WORK REQUIRED:
Please update the listing lines below, from the line holding "486, 210, 506]" through the line holding "371, 112, 395]", inclusive, by changing "sale-hpi" to "sale-index-change" and leaving everything else as it is. Give back only those lines.

[Labeled region listing]
/---
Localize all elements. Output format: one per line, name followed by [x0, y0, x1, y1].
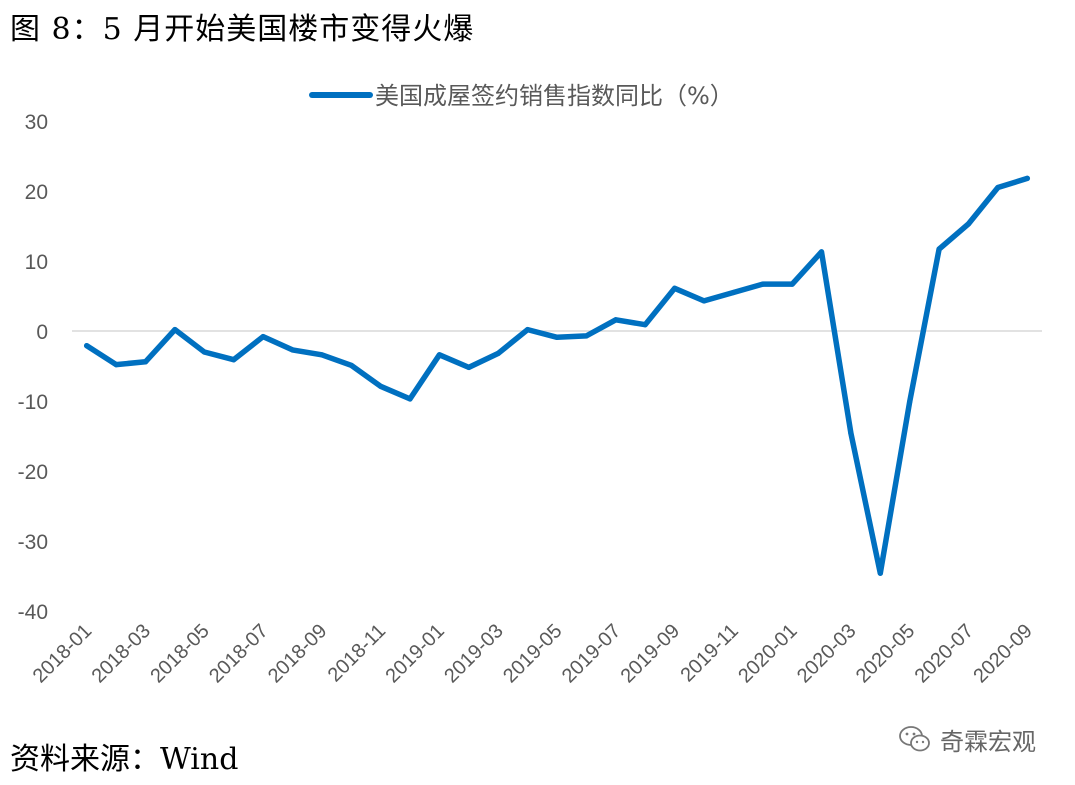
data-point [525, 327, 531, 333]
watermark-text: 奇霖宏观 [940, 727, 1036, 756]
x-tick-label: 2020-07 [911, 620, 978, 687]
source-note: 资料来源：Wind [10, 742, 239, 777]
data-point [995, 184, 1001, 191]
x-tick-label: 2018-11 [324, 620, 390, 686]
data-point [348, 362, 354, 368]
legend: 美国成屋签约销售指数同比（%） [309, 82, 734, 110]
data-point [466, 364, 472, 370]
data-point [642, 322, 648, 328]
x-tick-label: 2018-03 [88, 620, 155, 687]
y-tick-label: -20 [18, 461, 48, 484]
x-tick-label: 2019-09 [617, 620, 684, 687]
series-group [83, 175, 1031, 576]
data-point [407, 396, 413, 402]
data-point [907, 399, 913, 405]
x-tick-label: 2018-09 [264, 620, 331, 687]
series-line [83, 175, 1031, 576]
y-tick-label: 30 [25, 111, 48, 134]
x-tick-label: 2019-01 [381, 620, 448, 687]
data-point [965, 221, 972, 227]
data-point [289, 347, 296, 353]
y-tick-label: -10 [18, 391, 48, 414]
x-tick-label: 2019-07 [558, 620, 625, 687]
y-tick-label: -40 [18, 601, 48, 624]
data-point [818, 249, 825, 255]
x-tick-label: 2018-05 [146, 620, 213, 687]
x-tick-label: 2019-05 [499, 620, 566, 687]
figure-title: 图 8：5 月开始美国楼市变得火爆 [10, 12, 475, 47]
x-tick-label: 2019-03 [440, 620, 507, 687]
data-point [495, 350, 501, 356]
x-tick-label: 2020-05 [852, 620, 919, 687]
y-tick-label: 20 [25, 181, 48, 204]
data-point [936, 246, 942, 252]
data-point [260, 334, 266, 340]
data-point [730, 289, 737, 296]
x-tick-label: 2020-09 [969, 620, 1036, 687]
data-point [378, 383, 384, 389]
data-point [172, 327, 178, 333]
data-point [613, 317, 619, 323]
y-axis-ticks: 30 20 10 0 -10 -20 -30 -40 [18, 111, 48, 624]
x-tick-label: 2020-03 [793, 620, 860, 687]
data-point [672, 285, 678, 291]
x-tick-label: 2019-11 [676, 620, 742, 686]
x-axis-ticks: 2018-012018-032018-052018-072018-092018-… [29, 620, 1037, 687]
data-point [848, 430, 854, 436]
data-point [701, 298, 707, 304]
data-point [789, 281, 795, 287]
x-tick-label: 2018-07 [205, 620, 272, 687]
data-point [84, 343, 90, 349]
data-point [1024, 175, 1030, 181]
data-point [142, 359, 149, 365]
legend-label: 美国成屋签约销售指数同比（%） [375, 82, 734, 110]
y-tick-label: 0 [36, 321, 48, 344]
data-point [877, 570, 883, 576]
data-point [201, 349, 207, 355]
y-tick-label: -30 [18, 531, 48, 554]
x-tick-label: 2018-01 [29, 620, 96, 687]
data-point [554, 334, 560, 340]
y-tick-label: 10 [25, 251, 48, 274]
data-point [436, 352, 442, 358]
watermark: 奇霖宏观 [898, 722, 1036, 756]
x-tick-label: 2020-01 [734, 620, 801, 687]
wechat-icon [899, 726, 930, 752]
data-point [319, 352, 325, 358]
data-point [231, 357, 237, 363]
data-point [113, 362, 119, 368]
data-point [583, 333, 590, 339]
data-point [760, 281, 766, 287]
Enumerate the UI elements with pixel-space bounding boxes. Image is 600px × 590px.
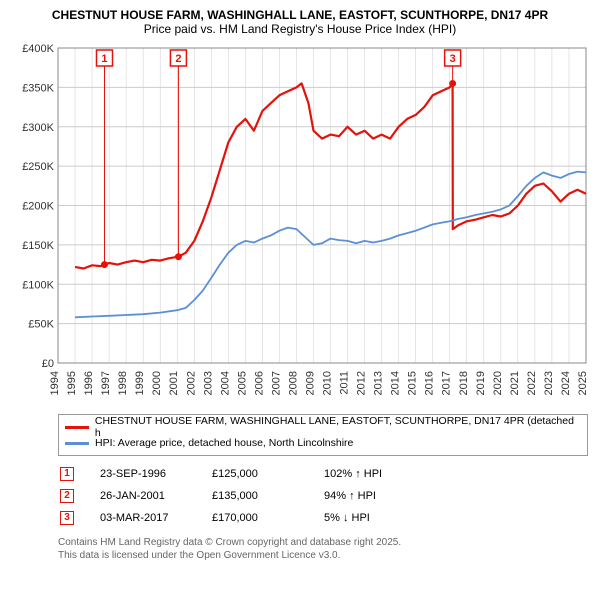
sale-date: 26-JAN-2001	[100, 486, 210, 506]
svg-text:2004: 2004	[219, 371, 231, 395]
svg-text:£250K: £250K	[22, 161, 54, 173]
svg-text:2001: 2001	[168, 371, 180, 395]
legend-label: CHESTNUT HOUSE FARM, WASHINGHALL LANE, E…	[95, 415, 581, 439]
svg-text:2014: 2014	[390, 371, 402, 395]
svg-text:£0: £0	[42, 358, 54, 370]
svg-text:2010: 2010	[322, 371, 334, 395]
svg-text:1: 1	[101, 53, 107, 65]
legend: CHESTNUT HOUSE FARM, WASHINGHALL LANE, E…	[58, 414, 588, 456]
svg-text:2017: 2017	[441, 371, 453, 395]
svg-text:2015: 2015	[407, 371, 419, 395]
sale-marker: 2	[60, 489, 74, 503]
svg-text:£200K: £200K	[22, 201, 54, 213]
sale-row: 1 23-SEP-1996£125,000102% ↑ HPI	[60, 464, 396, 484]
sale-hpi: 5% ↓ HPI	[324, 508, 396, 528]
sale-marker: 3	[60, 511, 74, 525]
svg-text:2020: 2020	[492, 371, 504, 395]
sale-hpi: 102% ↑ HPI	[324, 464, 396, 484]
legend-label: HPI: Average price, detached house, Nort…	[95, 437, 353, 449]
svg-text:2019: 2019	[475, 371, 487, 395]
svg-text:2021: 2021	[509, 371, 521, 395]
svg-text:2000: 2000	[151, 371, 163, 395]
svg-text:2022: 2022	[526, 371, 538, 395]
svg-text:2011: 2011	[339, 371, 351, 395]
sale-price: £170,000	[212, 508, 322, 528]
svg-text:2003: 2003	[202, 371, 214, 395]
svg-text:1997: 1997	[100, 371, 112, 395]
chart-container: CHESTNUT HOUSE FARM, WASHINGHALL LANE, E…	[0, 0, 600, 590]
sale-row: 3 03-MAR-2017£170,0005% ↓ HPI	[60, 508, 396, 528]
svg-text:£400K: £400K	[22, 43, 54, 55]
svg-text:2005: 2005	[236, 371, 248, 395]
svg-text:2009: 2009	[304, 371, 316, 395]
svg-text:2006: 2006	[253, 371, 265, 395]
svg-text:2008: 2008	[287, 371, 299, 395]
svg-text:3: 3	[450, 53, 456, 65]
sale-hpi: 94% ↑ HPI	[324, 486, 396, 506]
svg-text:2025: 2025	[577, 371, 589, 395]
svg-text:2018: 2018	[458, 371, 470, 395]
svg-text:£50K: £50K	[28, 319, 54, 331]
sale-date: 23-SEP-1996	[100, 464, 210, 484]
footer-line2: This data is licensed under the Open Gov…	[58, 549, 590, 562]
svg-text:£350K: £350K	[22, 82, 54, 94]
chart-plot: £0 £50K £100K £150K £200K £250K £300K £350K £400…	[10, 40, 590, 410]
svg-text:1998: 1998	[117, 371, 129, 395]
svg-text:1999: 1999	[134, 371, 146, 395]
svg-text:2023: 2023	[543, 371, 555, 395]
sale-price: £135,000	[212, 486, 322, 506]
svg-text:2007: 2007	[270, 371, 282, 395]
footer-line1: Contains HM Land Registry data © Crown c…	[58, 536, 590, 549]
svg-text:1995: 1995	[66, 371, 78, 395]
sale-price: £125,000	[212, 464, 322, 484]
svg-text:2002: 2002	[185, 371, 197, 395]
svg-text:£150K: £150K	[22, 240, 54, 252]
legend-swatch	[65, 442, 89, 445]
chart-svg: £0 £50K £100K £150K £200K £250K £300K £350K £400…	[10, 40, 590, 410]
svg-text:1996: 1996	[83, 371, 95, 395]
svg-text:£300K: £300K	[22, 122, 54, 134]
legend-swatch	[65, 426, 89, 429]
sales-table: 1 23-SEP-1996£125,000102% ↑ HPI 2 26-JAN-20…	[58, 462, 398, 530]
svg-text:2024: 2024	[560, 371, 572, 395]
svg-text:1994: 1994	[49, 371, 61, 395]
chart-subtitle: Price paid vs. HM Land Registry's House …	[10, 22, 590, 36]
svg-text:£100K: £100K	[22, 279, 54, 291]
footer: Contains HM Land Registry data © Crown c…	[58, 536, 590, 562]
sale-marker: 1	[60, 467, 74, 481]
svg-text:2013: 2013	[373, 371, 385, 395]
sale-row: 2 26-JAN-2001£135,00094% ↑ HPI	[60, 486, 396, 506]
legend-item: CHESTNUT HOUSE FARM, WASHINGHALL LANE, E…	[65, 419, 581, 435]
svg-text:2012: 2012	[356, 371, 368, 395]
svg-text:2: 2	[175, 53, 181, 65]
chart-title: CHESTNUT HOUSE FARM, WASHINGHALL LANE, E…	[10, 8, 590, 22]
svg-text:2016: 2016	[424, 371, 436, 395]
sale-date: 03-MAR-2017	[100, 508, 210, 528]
\---
RESULT BELOW:
sale-date: 26-JAN-2001	[100, 486, 210, 506]
svg-text:2004: 2004	[219, 371, 231, 395]
svg-text:£250K: £250K	[22, 161, 54, 173]
svg-text:2001: 2001	[168, 371, 180, 395]
legend-label: CHESTNUT HOUSE FARM, WASHINGHALL LANE, E…	[95, 415, 581, 439]
svg-text:2014: 2014	[390, 371, 402, 395]
svg-text:£0: £0	[42, 358, 54, 370]
svg-text:2010: 2010	[322, 371, 334, 395]
svg-text:1: 1	[101, 53, 107, 65]
legend: CHESTNUT HOUSE FARM, WASHINGHALL LANE, E…	[58, 414, 588, 456]
svg-text:2017: 2017	[441, 371, 453, 395]
svg-text:2015: 2015	[407, 371, 419, 395]
sale-marker: 2	[60, 489, 74, 503]
svg-text:£200K: £200K	[22, 201, 54, 213]
sale-row: 1 23-SEP-1996£125,000102% ↑ HPI	[60, 464, 396, 484]
sale-index-change: 5% ↓ HPI	[324, 508, 396, 528]
sale-marker: 3	[60, 511, 74, 525]
svg-text:2020: 2020	[492, 371, 504, 395]
sale-index-change: 102% ↑ HPI	[324, 464, 396, 484]
legend-label: HPI: Average price, detached house, Nort…	[95, 437, 353, 449]
svg-text:2019: 2019	[475, 371, 487, 395]
svg-text:2021: 2021	[509, 371, 521, 395]
svg-text:2000: 2000	[151, 371, 163, 395]
svg-text:2022: 2022	[526, 371, 538, 395]
svg-text:2011: 2011	[339, 371, 351, 395]
sale-price: £170,000	[212, 508, 322, 528]
svg-text:2003: 2003	[202, 371, 214, 395]
svg-text:1997: 1997	[100, 371, 112, 395]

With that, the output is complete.